> REQUIRED WORK:
Look through the records below, count the lines with the word "Laser", and reply with only the number.

━━ EXCERPTED DATA ━━

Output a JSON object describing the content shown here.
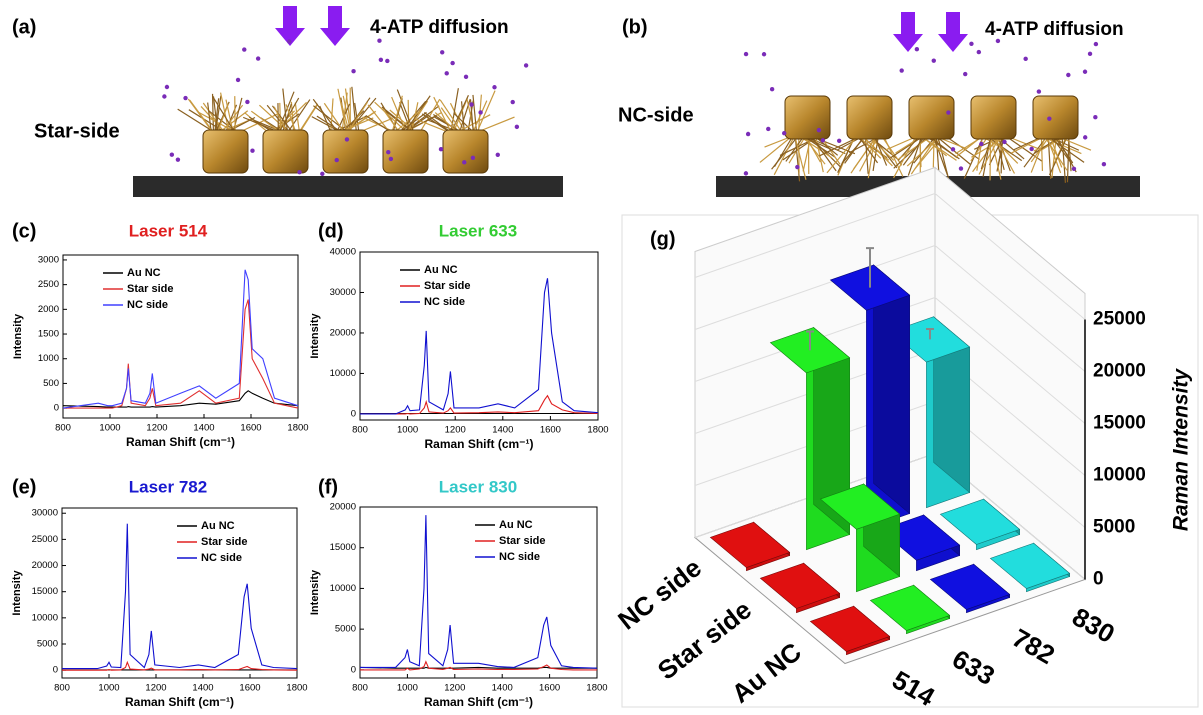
{
  "schematics": {
    "a": {
      "label": "(a)",
      "arrow_text": "4-ATP diffusion",
      "side": "Star-side"
    },
    "b": {
      "label": "(b)",
      "arrow_text": "4-ATP diffusion",
      "side": "NC-side"
    }
  },
  "chart_data": [
    {
      "type": "line",
      "label": "(c)",
      "title": "Laser 514",
      "title_color": "#e02020",
      "x_label": "Raman Shift (cm⁻¹)",
      "y_label": "Intensity",
      "legend": "upper left",
      "x": [
        800,
        950,
        990,
        1000,
        1010,
        1050,
        1070,
        1078,
        1090,
        1150,
        1170,
        1180,
        1195,
        1300,
        1380,
        1450,
        1550,
        1575,
        1588,
        1605,
        1650,
        1700,
        1800
      ],
      "xlim": [
        800,
        1800
      ],
      "xticks": [
        800,
        1000,
        1200,
        1400,
        1600,
        1800
      ],
      "ylim": [
        -200,
        3100
      ],
      "yticks": [
        0,
        500,
        1000,
        1500,
        2000,
        2500,
        3000
      ],
      "series": [
        {
          "name": "Au NC",
          "color": "#000000",
          "values": [
            50,
            30,
            20,
            20,
            20,
            20,
            20,
            30,
            20,
            20,
            20,
            30,
            20,
            50,
            100,
            80,
            150,
            300,
            350,
            300,
            200,
            100,
            50
          ]
        },
        {
          "name": "Star side",
          "color": "#e03030",
          "values": [
            0,
            0,
            0,
            0,
            0,
            50,
            400,
            900,
            100,
            50,
            200,
            400,
            50,
            100,
            350,
            100,
            200,
            2000,
            2200,
            1000,
            600,
            100,
            0
          ]
        },
        {
          "name": "NC side",
          "color": "#4040ff",
          "values": [
            0,
            100,
            50,
            50,
            50,
            100,
            400,
            800,
            150,
            100,
            300,
            700,
            100,
            300,
            450,
            200,
            500,
            2800,
            2600,
            1200,
            1000,
            200,
            50
          ]
        }
      ]
    },
    {
      "type": "line",
      "label": "(d)",
      "title": "Laser 633",
      "title_color": "#33cc33",
      "x_label": "Raman Shift (cm⁻¹)",
      "y_label": "Intensity",
      "legend": "upper left",
      "x": [
        800,
        950,
        990,
        1000,
        1010,
        1050,
        1070,
        1078,
        1090,
        1150,
        1170,
        1180,
        1195,
        1300,
        1380,
        1450,
        1550,
        1575,
        1588,
        1605,
        1650,
        1700,
        1800
      ],
      "xlim": [
        800,
        1800
      ],
      "xticks": [
        800,
        1000,
        1200,
        1400,
        1600,
        1800
      ],
      "ylim": [
        -1500,
        40000
      ],
      "yticks": [
        0,
        10000,
        20000,
        30000,
        40000
      ],
      "series": [
        {
          "name": "Au NC",
          "color": "#000000",
          "values": [
            100,
            100,
            100,
            100,
            100,
            100,
            100,
            100,
            100,
            100,
            100,
            100,
            100,
            100,
            100,
            100,
            100,
            100,
            100,
            100,
            100,
            100,
            100
          ]
        },
        {
          "name": "Star side",
          "color": "#e02020",
          "values": [
            0,
            0,
            0,
            100,
            0,
            100,
            1500,
            3000,
            500,
            200,
            800,
            1500,
            200,
            300,
            500,
            300,
            800,
            3500,
            4500,
            2500,
            1000,
            300,
            100
          ]
        },
        {
          "name": "NC side",
          "color": "#1010d0",
          "values": [
            0,
            0,
            1000,
            2000,
            800,
            1000,
            12000,
            20500,
            3000,
            1000,
            5000,
            10500,
            1500,
            1500,
            2500,
            1500,
            6000,
            30000,
            33500,
            20000,
            3000,
            800,
            300
          ]
        }
      ]
    },
    {
      "type": "line",
      "label": "(e)",
      "title": "Laser 782",
      "title_color": "#1a1ad0",
      "x_label": "Raman Shift (cm⁻¹)",
      "y_label": "Intensity",
      "legend": "upper right",
      "x": [
        800,
        950,
        990,
        1000,
        1010,
        1050,
        1070,
        1078,
        1090,
        1150,
        1170,
        1180,
        1195,
        1300,
        1380,
        1450,
        1550,
        1575,
        1588,
        1605,
        1650,
        1700,
        1800
      ],
      "xlim": [
        800,
        1800
      ],
      "xticks": [
        800,
        1000,
        1200,
        1400,
        1600,
        1800
      ],
      "ylim": [
        -1500,
        31000
      ],
      "yticks": [
        0,
        5000,
        10000,
        15000,
        20000,
        25000,
        30000
      ],
      "series": [
        {
          "name": "Au NC",
          "color": "#000000",
          "values": [
            50,
            50,
            50,
            50,
            50,
            50,
            50,
            50,
            50,
            50,
            50,
            50,
            50,
            50,
            50,
            50,
            50,
            50,
            50,
            50,
            50,
            50,
            50
          ]
        },
        {
          "name": "Star side",
          "color": "#e02020",
          "values": [
            0,
            0,
            0,
            100,
            0,
            50,
            500,
            1500,
            200,
            50,
            200,
            400,
            50,
            50,
            100,
            50,
            100,
            500,
            700,
            300,
            100,
            50,
            0
          ]
        },
        {
          "name": "NC side",
          "color": "#1010d0",
          "values": [
            300,
            300,
            800,
            1500,
            600,
            500,
            15000,
            28000,
            3000,
            500,
            3000,
            7500,
            1000,
            500,
            1000,
            500,
            3000,
            14000,
            16500,
            8000,
            1000,
            500,
            300
          ]
        }
      ]
    },
    {
      "type": "line",
      "label": "(f)",
      "title": "Laser 830",
      "title_color": "#33c8c8",
      "x_label": "Raman Shift (cm⁻¹)",
      "y_label": "Intensity",
      "legend": "upper right",
      "x": [
        800,
        950,
        990,
        1000,
        1010,
        1050,
        1070,
        1078,
        1090,
        1150,
        1170,
        1180,
        1195,
        1300,
        1380,
        1450,
        1550,
        1575,
        1588,
        1605,
        1650,
        1700,
        1800
      ],
      "xlim": [
        800,
        1800
      ],
      "xticks": [
        800,
        1000,
        1200,
        1400,
        1600,
        1800
      ],
      "ylim": [
        -1000,
        20000
      ],
      "yticks": [
        0,
        5000,
        10000,
        15000,
        20000
      ],
      "series": [
        {
          "name": "Au NC",
          "color": "#000000",
          "values": [
            300,
            200,
            200,
            200,
            200,
            200,
            200,
            300,
            200,
            200,
            200,
            200,
            200,
            300,
            200,
            200,
            200,
            300,
            300,
            200,
            200,
            200,
            200
          ]
        },
        {
          "name": "Star side",
          "color": "#e02020",
          "values": [
            0,
            0,
            0,
            200,
            0,
            100,
            400,
            1000,
            200,
            50,
            200,
            300,
            50,
            100,
            50,
            50,
            100,
            400,
            600,
            200,
            50,
            0,
            0
          ]
        },
        {
          "name": "NC side",
          "color": "#1010d0",
          "values": [
            300,
            300,
            1500,
            2500,
            1000,
            500,
            10000,
            19000,
            2000,
            500,
            2500,
            5500,
            800,
            800,
            400,
            300,
            1500,
            5500,
            6500,
            3000,
            500,
            300,
            200
          ]
        }
      ]
    },
    {
      "type": "bar3d",
      "label": "(g)",
      "z_label": "Raman Intensity",
      "categories": [
        "514",
        "633",
        "782",
        "830"
      ],
      "colors": [
        "#e01010",
        "#22ee22",
        "#1010e0",
        "#22dddd"
      ],
      "zlim": [
        0,
        25000
      ],
      "zticks": [
        0,
        5000,
        10000,
        15000,
        20000,
        25000
      ],
      "series": [
        {
          "name": "Au NC",
          "values": [
            300,
            300,
            300,
            300
          ]
        },
        {
          "name": "Star side",
          "values": [
            400,
            6000,
            1000,
            500
          ]
        },
        {
          "name": "NC side",
          "values": [
            300,
            17000,
            21000,
            14000
          ],
          "errors": [
            null,
            1800,
            3800,
            1000
          ]
        }
      ]
    }
  ]
}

━━━

> THE ANSWER:
4